Your task is to print all of the data word for word.

-- begin Data entries --

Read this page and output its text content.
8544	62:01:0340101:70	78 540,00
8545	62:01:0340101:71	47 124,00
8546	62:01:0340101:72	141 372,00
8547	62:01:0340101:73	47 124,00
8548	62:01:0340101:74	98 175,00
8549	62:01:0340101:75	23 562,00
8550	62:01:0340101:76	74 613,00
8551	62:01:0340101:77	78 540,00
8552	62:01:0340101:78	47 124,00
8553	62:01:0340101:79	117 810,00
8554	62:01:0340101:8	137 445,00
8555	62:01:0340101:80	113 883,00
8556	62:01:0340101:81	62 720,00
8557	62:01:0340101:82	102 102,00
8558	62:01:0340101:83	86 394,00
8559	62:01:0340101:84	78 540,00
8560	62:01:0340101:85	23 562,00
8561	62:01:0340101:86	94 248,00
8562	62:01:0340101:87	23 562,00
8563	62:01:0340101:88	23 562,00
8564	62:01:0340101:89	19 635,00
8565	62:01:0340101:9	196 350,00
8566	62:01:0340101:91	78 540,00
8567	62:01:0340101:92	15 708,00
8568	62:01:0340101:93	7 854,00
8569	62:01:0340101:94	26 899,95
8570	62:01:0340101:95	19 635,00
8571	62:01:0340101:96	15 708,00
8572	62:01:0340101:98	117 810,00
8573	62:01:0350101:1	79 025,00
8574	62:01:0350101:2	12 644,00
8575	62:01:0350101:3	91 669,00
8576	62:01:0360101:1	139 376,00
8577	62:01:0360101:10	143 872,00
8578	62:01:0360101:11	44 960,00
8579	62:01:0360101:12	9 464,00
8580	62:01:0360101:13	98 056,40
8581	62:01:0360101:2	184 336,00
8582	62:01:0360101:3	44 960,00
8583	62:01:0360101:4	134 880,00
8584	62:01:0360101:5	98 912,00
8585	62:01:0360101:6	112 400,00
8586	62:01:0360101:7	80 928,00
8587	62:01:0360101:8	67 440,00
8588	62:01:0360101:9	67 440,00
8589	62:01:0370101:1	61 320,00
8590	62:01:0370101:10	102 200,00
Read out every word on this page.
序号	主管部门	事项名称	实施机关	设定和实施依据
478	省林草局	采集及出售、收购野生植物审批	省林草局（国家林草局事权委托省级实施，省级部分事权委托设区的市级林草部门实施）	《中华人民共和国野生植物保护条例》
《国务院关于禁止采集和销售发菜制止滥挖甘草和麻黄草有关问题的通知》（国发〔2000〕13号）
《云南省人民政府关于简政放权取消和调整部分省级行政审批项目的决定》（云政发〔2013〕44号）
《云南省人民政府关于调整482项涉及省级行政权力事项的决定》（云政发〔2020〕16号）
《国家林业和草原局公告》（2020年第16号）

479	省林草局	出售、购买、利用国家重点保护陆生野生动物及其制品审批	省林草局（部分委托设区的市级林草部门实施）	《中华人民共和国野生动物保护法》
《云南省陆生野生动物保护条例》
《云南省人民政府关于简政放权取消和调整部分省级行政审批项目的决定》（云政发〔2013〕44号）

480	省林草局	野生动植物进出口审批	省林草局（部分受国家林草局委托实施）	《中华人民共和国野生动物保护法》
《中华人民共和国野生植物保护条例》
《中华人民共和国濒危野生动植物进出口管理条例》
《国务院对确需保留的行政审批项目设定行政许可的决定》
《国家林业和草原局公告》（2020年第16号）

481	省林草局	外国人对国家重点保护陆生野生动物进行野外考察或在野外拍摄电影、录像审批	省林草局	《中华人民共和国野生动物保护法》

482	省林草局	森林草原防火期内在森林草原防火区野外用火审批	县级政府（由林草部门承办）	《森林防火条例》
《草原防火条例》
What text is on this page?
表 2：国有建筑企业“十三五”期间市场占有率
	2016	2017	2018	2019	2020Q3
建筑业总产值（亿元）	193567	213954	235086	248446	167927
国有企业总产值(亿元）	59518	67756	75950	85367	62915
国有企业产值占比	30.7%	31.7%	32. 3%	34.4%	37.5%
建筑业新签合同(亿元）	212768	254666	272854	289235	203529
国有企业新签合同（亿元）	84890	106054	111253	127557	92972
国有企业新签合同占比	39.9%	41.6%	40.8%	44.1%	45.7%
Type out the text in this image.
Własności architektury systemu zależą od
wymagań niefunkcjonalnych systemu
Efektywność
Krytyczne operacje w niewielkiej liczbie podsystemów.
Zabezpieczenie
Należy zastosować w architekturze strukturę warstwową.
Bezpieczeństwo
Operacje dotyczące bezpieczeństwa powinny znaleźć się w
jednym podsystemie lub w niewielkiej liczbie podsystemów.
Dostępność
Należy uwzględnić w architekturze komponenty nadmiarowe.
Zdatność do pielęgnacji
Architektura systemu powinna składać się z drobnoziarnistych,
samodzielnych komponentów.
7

-- end Data entries --

● **Result for this task**:
Read this page and output its text content.
8544	62:01:0340101:70	78 540,00
8545	62:01:0340101:71	47 124,00
8546	62:01:0340101:72	141 372,00
8547	62:01:0340101:73	47 124,00
8548	62:01:0340101:74	98 175,00
8549	62:01:0340101:75	23 562,00
8550	62:01:0340101:76	74 613,00
8551	62:01:0340101:77	78 540,00
8552	62:01:0340101:78	47 124,00
8553	62:01:0340101:79	117 810,00
8554	62:01:0340101:8	137 445,00
8555	62:01:0340101:80	113 883,00
8556	62:01:0340101:81	62 720,00
8557	62:01:0340101:82	102 102,00
8558	62:01:0340101:83	86 394,00
8559	62:01:0340101:84	78 540,00
8560	62:01:0340101:85	23 562,00
8561	62:01:0340101:86	94 248,00
8562	62:01:0340101:87	23 562,00
8563	62:01:0340101:88	23 562,00
8564	62:01:0340101:89	19 635,00
8565	62:01:0340101:9	196 350,00
8566	62:01:0340101:91	78 540,00
8567	62:01:0340101:92	15 708,00
8568	62:01:0340101:93	7 854,00
8569	62:01:0340101:94	26 899,95
8570	62:01:0340101:95	19 635,00
8571	62:01:0340101:96	15 708,00
8572	62:01:0340101:98	117 810,00
8573	62:01:0350101:1	79 025,00
8574	62:01:0350101:2	12 644,00
8575	62:01:0350101:3	91 669,00
8576	62:01:0360101:1	139 376,00
8577	62:01:0360101:10	143 872,00
8578	62:01:0360101:11	44 960,00
8579	62:01:0360101:12	9 464,00
8580	62:01:0360101:13	98 056,40
8581	62:01:0360101:2	184 336,00
8582	62:01:0360101:3	44 960,00
8583	62:01:0360101:4	134 880,00
8584	62:01:0360101:5	98 912,00
8585	62:01:0360101:6	112 400,00
8586	62:01:0360101:7	80 928,00
8587	62:01:0360101:8	67 440,00
8588	62:01:0360101:9	67 440,00
8589	62:01:0370101:1	61 320,00
8590	62:01:0370101:10	102 200,00
Read out every word on this page.
序号	主管部门	事项名称	实施机关	设定和实施依据
478	省林草局	采集及出售、收购野生植物审批	省林草局（国家林草局事权委托省级实施，省级部分事权委托设区的市级林草部门实施）	《中华人民共和国野生植物保护条例》
《国务院关于禁止采集和销售发菜制止滥挖甘草和麻黄草有关问题的通知》（国发〔2000〕13号）
《云南省人民政府关于简政放权取消和调整部分省级行政审批项目的决定》（云政发〔2013〕44号）
《云南省人民政府关于调整482项涉及省级行政权力事项的决定》（云政发〔2020〕16号）
《国家林业和草原局公告》（2020年第16号）

479	省林草局	出售、购买、利用国家重点保护陆生野生动物及其制品审批	省林草局（部分委托设区的市级林草部门实施）	《中华人民共和国野生动物保护法》
《云南省陆生野生动物保护条例》
《云南省人民政府关于简政放权取消和调整部分省级行政审批项目的决定》（云政发〔2013〕44号）

480	省林草局	野生动植物进出口审批	省林草局（部分受国家林草局委托实施）	《中华人民共和国野生动物保护法》
《中华人民共和国野生植物保护条例》
《中华人民共和国濒危野生动植物进出口管理条例》
《国务院对确需保留的行政审批项目设定行政许可的决定》
《国家林业和草原局公告》（2020年第16号）

481	省林草局	外国人对国家重点保护陆生野生动物进行野外考察或在野外拍摄电影、录像审批	省林草局	《中华人民共和国野生动物保护法》

482	省林草局	森林草原防火期内在森林草原防火区野外用火审批	县级政府（由林草部门承办）	《森林防火条例》
《草原防火条例》
What text is on this page?
表 2：国有建筑企业“十三五”期间市场占有率
	2016	2017	2018	2019	2020Q3
建筑业总产值（亿元）	193567	213954	235086	248446	167927
国有企业总产值(亿元）	59518	67756	75950	85367	62915
国有企业产值占比	30.7%	31.7%	32. 3%	34.4%	37.5%
建筑业新签合同(亿元）	212768	254666	272854	289235	203529
国有企业新签合同（亿元）	84890	106054	111253	127557	92972
国有企业新签合同占比	39.9%	41.6%	40.8%	44.1%	45.7%
Type out the text in this image.
Własności architektury systemu zależą od
wymagań niefunkcjonalnych systemu
Efektywność
Krytyczne operacje w niewielkiej liczbie podsystemów.
Zabezpieczenie
Należy zastosować w architekturze strukturę warstwową.
Bezpieczeństwo
Operacje dotyczące bezpieczeństwa powinny znaleźć się w
jednym podsystemie lub w niewielkiej liczbie podsystemów.
Dostępność
Należy uwzględnić w architekturze komponenty nadmiarowe.
Zdatność do pielęgnacji
Architektura systemu powinna składać się z drobnoziarnistych,
samodzielnych komponentów.
7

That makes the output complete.